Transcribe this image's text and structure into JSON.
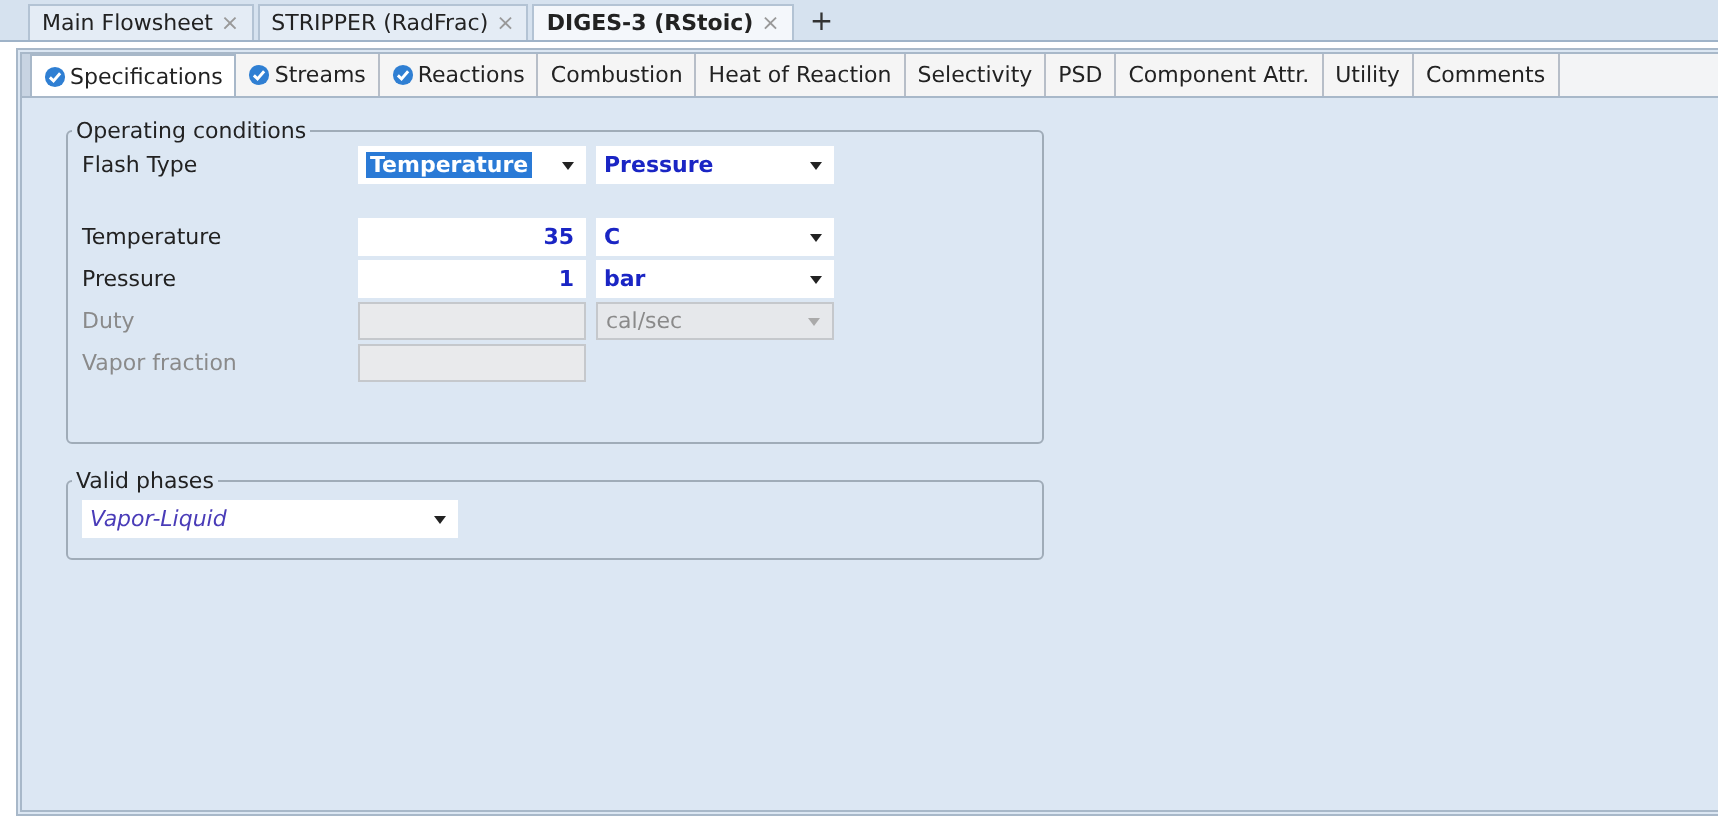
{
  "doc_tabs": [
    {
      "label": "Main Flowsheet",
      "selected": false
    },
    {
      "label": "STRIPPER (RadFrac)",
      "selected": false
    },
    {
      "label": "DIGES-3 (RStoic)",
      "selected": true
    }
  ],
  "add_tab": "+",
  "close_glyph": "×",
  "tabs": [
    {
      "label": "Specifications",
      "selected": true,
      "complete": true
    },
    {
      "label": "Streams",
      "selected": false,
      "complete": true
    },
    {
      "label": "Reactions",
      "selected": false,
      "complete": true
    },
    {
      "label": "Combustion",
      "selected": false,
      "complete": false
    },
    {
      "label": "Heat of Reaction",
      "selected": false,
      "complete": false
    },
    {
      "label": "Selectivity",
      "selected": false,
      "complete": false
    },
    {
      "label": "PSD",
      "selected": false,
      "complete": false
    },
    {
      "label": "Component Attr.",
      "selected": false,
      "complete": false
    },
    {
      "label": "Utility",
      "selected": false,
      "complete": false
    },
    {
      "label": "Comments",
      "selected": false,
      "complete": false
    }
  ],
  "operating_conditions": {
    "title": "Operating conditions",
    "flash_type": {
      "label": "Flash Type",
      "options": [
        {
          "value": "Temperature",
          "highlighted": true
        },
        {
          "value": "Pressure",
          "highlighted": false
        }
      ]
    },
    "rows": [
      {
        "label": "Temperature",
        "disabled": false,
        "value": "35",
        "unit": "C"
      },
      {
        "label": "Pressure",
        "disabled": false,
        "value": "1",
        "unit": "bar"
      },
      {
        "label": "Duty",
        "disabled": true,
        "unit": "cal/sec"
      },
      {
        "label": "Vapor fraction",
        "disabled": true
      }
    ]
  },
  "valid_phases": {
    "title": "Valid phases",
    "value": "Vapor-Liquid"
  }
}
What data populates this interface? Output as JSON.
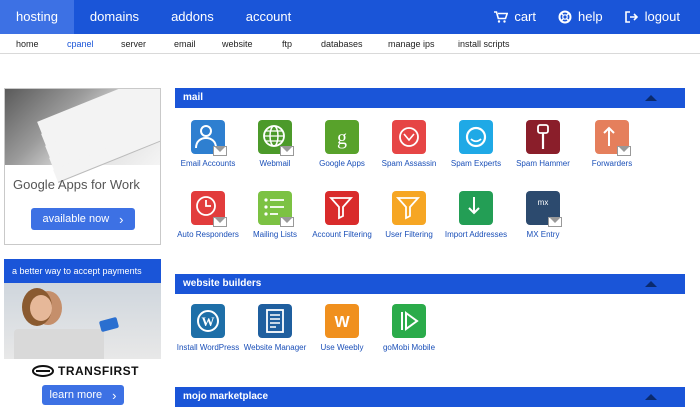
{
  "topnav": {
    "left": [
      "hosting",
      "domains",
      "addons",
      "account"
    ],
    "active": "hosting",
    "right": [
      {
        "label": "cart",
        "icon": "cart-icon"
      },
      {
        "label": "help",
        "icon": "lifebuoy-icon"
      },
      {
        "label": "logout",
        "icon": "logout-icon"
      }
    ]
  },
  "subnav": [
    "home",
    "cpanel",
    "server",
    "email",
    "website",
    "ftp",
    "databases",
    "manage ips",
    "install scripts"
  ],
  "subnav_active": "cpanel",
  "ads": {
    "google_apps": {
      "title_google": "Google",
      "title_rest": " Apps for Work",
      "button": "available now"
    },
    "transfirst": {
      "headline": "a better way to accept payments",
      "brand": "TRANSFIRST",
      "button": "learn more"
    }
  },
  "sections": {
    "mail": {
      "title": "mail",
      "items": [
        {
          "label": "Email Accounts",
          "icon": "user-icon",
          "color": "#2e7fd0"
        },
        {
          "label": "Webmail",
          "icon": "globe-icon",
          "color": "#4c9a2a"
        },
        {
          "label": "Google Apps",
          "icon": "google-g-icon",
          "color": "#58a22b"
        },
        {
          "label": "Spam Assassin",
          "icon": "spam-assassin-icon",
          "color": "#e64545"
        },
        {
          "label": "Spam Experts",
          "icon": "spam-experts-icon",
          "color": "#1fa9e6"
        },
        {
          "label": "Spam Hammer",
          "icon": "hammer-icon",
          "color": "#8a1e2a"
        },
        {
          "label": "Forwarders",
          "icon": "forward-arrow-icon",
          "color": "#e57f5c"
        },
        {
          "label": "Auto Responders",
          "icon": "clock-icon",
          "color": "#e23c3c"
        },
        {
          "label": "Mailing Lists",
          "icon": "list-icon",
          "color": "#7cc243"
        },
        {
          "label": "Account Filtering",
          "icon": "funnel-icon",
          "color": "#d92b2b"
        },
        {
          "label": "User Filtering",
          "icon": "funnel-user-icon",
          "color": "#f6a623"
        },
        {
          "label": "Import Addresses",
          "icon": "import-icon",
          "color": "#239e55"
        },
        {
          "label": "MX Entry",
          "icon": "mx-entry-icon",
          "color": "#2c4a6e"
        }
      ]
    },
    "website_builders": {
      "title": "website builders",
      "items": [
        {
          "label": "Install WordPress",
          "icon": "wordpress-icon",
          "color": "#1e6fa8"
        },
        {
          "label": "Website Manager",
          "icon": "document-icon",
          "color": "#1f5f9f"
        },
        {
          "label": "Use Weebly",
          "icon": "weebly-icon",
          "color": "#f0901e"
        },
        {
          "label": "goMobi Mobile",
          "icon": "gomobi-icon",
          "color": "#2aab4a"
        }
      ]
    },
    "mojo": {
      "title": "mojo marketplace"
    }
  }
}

..........

**Do this:** Go through the listing above and locate each line that holds the word "Temperature". Copy those lines.

**Complete response:**
          "value": "Temperature",
        "label": "Temperature",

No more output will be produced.